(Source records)
- - - - -

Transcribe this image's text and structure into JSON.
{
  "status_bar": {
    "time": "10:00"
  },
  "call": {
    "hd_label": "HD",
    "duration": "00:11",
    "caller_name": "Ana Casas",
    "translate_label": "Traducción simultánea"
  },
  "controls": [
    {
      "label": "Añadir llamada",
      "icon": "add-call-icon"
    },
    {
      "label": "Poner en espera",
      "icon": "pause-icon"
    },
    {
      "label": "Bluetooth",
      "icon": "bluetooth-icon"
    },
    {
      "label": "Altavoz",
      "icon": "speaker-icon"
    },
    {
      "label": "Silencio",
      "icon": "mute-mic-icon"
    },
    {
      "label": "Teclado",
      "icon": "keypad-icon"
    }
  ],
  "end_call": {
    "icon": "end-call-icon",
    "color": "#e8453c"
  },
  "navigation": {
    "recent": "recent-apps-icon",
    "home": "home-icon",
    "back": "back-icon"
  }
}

- - - - -

### AIM
Which lines above contain "icon"? Show each of them.

### REPLY TO THE TASK
      "icon": "add-call-icon"
      "icon": "pause-icon"
      "icon": "bluetooth-icon"
      "icon": "speaker-icon"
      "icon": "mute-mic-icon"
      "icon": "keypad-icon"
    "icon": "end-call-icon",
    "recent": "recent-apps-icon",
    "home": "home-icon",
    "back": "back-icon"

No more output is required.